#### Written instruction
Pull every line of the entries that has the word "Documenten".

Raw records
* BEGIN *

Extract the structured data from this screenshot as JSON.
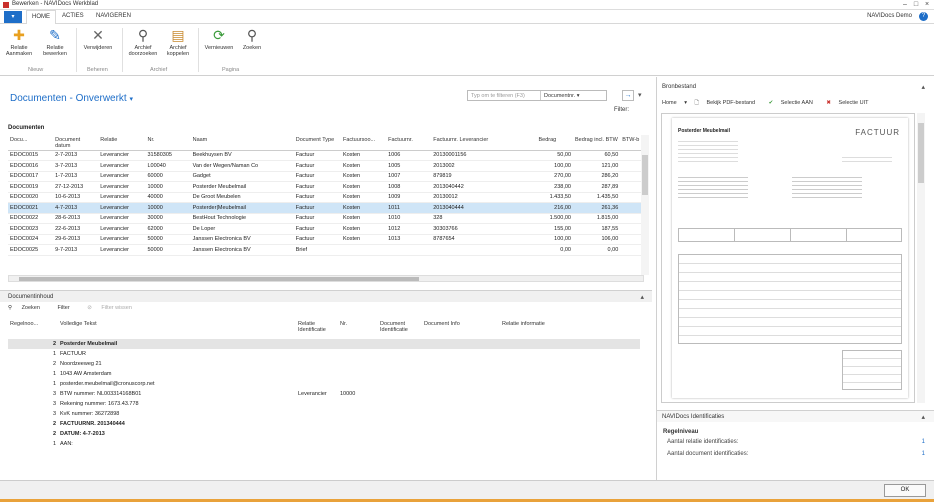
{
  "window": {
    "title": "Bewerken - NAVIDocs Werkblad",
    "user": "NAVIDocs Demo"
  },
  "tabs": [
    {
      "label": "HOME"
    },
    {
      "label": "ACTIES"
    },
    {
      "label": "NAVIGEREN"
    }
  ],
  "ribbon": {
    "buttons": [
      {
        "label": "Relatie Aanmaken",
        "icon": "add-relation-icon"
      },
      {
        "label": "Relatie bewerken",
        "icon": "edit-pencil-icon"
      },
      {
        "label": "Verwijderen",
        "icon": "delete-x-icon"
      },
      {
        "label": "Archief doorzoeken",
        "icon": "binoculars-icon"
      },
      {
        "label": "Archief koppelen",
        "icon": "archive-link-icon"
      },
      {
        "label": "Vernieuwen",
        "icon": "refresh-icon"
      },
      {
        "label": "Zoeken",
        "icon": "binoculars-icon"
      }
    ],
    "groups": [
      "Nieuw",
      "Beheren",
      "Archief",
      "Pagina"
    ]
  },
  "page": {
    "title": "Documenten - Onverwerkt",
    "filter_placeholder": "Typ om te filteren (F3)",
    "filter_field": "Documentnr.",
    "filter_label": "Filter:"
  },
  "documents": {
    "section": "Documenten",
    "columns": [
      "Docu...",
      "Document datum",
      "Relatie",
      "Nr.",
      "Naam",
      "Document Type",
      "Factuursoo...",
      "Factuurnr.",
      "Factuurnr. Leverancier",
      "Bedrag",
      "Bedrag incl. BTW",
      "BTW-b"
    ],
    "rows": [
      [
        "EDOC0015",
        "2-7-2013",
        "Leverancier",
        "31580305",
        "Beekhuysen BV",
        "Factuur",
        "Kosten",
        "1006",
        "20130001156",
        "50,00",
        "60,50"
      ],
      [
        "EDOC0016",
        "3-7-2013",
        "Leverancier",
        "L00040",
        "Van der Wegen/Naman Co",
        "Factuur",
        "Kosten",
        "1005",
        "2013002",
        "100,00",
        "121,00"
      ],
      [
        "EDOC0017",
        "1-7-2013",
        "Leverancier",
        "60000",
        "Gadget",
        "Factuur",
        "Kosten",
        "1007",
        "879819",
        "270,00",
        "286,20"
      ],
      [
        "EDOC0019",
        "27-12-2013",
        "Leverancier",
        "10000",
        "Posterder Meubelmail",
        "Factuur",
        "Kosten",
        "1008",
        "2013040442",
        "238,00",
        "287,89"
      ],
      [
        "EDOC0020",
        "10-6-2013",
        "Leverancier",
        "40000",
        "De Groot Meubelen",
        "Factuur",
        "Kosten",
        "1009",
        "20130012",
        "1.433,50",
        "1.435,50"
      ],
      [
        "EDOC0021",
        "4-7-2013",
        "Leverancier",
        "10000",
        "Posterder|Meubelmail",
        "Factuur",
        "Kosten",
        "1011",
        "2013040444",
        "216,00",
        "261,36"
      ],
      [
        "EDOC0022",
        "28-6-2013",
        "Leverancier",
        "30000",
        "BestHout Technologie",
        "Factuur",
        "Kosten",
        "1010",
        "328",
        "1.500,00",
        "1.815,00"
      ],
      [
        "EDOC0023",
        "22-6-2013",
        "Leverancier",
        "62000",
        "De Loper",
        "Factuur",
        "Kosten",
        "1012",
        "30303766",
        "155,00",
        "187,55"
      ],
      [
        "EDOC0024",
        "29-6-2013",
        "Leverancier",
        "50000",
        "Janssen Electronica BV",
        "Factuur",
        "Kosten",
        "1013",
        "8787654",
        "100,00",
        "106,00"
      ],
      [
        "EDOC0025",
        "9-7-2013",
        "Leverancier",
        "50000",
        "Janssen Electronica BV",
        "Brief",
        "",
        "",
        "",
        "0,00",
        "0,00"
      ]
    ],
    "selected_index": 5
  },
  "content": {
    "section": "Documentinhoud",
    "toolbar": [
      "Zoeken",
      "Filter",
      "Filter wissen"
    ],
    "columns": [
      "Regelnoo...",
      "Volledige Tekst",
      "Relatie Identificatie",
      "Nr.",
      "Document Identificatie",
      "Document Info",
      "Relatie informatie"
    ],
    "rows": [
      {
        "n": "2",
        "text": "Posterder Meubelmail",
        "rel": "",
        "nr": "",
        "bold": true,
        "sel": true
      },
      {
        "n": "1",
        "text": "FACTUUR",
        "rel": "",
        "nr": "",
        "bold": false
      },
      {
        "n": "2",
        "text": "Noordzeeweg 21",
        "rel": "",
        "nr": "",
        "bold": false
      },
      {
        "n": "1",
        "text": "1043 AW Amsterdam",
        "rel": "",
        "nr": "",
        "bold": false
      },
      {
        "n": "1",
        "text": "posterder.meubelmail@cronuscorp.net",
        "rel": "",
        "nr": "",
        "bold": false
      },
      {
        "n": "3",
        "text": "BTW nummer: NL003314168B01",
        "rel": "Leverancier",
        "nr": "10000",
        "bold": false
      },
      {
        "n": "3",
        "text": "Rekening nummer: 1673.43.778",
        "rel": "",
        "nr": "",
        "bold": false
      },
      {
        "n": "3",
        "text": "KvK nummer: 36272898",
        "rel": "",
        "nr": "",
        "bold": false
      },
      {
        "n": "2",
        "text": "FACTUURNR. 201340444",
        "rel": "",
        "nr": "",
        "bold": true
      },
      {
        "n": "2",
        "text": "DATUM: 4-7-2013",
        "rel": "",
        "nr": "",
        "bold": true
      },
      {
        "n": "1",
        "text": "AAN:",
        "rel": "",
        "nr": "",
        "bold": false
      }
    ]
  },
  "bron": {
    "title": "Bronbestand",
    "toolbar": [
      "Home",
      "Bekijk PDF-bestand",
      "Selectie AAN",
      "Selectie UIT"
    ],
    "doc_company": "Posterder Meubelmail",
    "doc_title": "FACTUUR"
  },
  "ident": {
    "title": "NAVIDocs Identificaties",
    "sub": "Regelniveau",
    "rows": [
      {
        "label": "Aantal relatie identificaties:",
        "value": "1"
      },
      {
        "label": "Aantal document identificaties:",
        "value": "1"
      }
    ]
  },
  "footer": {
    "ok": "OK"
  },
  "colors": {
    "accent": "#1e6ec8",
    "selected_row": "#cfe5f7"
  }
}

* END *

#### Answer below
    "title": "Documenten - Onverwerkt",
    "section": "Documenten",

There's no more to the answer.